Repeat the material below exactly, with no pictures.

** start of Listed records **

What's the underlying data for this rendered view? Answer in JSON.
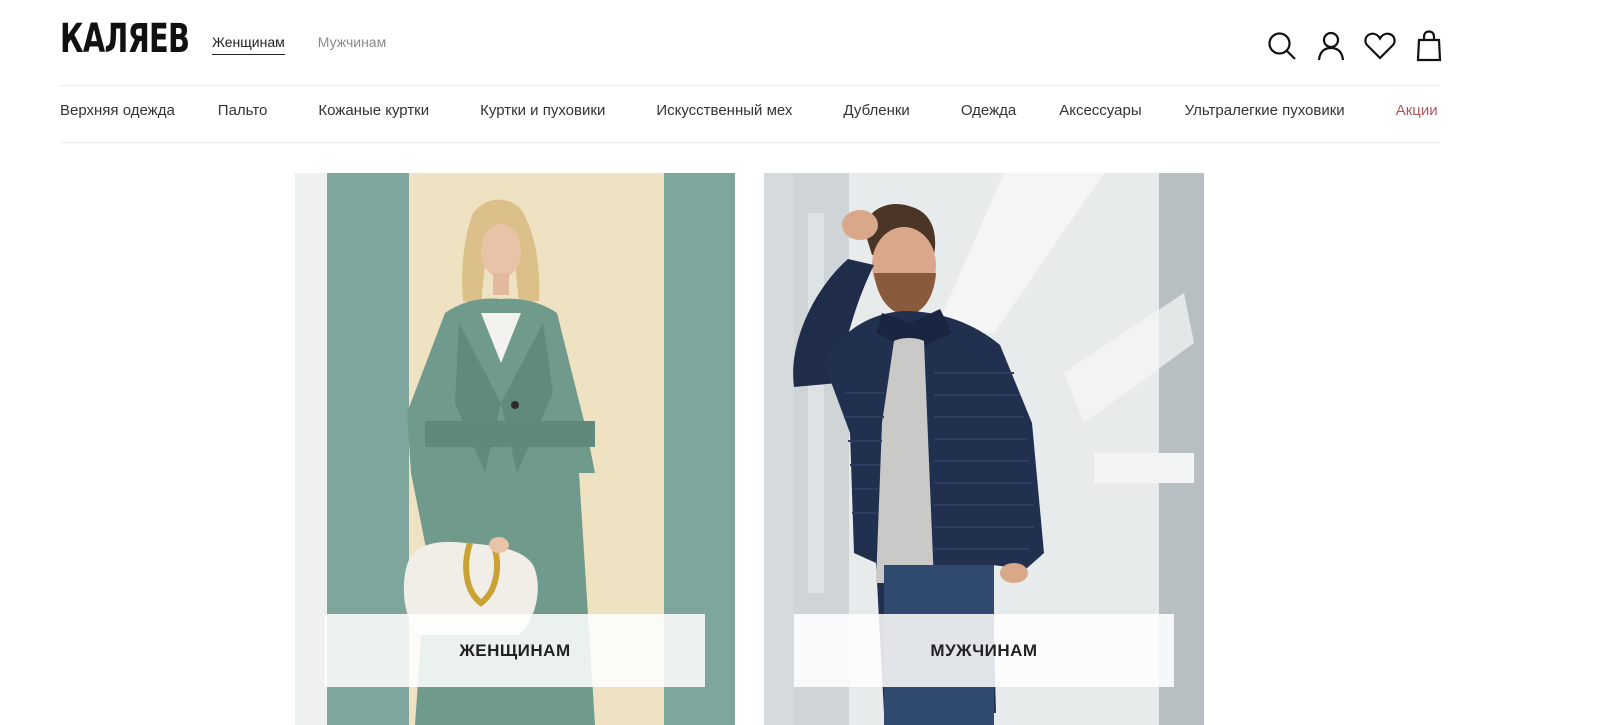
{
  "header": {
    "logo_text": "КАЛЯЕВ",
    "gender_nav": [
      {
        "label": "Женщинам",
        "active": true
      },
      {
        "label": "Мужчинам",
        "active": false
      }
    ],
    "icons": [
      "search-icon",
      "user-icon",
      "heart-icon",
      "bag-icon"
    ]
  },
  "category_nav": [
    {
      "label": "Верхняя одежда"
    },
    {
      "label": "Пальто"
    },
    {
      "label": "Кожаные куртки"
    },
    {
      "label": "Куртки и пуховики"
    },
    {
      "label": "Искусственный мех"
    },
    {
      "label": "Дубленки"
    },
    {
      "label": "Одежда"
    },
    {
      "label": "Аксессуары"
    },
    {
      "label": "Ультралегкие пуховики"
    },
    {
      "label": "Акции"
    }
  ],
  "cards": [
    {
      "label": "ЖЕНЩИНАМ"
    },
    {
      "label": "МУЖЧИНАМ"
    }
  ],
  "colors": {
    "sale": "#b3545b",
    "active_underline": "#222222",
    "inactive_link": "#8a8a8a"
  }
}
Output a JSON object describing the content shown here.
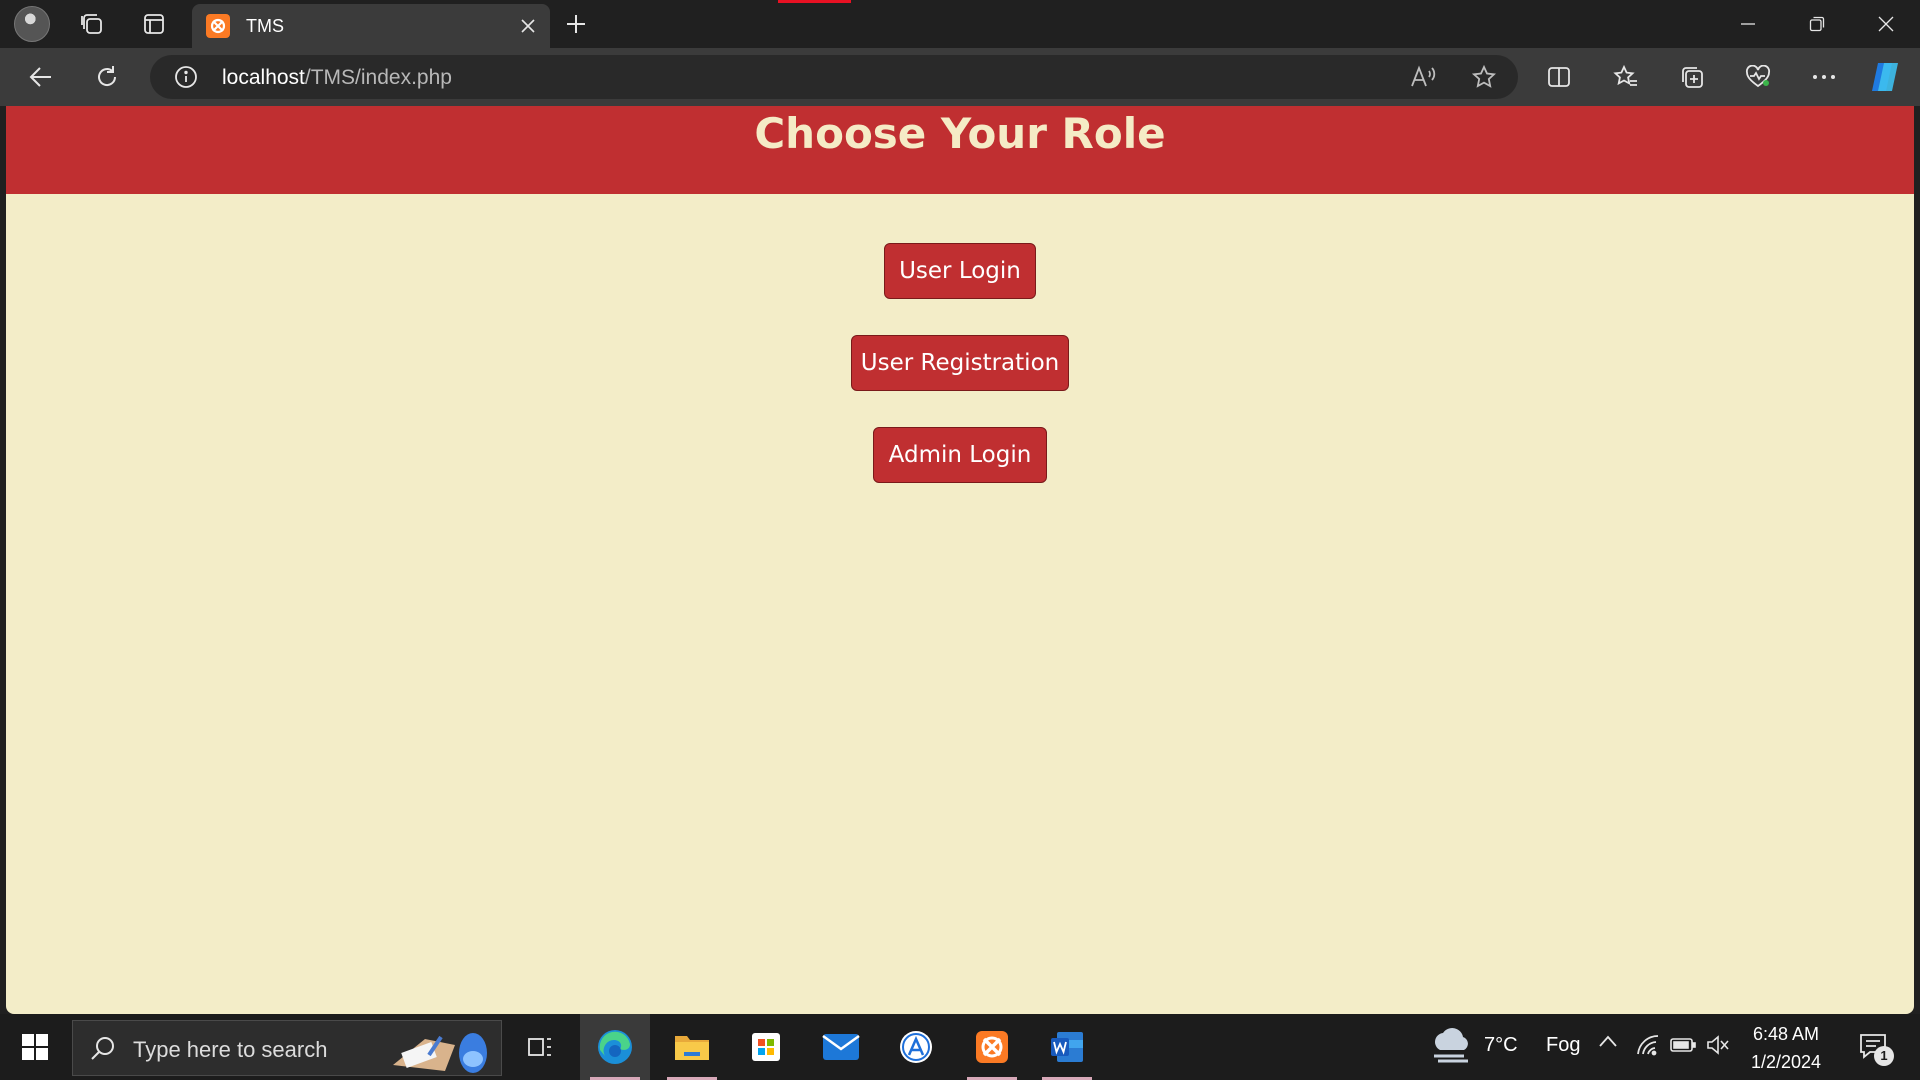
{
  "browser": {
    "tab": {
      "title": "TMS"
    },
    "address": {
      "host": "localhost",
      "path": "/TMS/index.php"
    }
  },
  "page": {
    "title": "Choose Your Role",
    "buttons": {
      "user_login": "User Login",
      "user_registration": "User Registration",
      "admin_login": "Admin Login"
    },
    "colors": {
      "header": "#c02f31",
      "background": "#f3edc8",
      "button": "#c02f31",
      "title_text": "#f5ebc6"
    }
  },
  "taskbar": {
    "search_placeholder": "Type here to search",
    "weather": {
      "temp": "7°C",
      "condition": "Fog"
    },
    "clock": {
      "time": "6:48 AM",
      "date": "1/2/2024"
    },
    "notification_count": "1"
  }
}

** end of Listed records **

Task response
What's the underlying data for this rendered view? Answer in JSON.
{
  "header": {
    "logo_text": "КАЛЯЕВ",
    "gender_nav": [
      {
        "label": "Женщинам",
        "active": true
      },
      {
        "label": "Мужчинам",
        "active": false
      }
    ],
    "icons": [
      "search-icon",
      "user-icon",
      "heart-icon",
      "bag-icon"
    ]
  },
  "category_nav": [
    {
      "label": "Верхняя одежда"
    },
    {
      "label": "Пальто"
    },
    {
      "label": "Кожаные куртки"
    },
    {
      "label": "Куртки и пуховики"
    },
    {
      "label": "Искусственный мех"
    },
    {
      "label": "Дубленки"
    },
    {
      "label": "Одежда"
    },
    {
      "label": "Аксессуары"
    },
    {
      "label": "Ультралегкие пуховики"
    },
    {
      "label": "Акции"
    }
  ],
  "cards": [
    {
      "label": "ЖЕНЩИНАМ"
    },
    {
      "label": "МУЖЧИНАМ"
    }
  ],
  "colors": {
    "sale": "#b3545b",
    "active_underline": "#222222",
    "inactive_link": "#8a8a8a"
  }
}
Output a JSON object describing the content shown here.
{
  "browser": {
    "tab": {
      "title": "TMS"
    },
    "address": {
      "host": "localhost",
      "path": "/TMS/index.php"
    }
  },
  "page": {
    "title": "Choose Your Role",
    "buttons": {
      "user_login": "User Login",
      "user_registration": "User Registration",
      "admin_login": "Admin Login"
    },
    "colors": {
      "header": "#c02f31",
      "background": "#f3edc8",
      "button": "#c02f31",
      "title_text": "#f5ebc6"
    }
  },
  "taskbar": {
    "search_placeholder": "Type here to search",
    "weather": {
      "temp": "7°C",
      "condition": "Fog"
    },
    "clock": {
      "time": "6:48 AM",
      "date": "1/2/2024"
    },
    "notification_count": "1"
  }
}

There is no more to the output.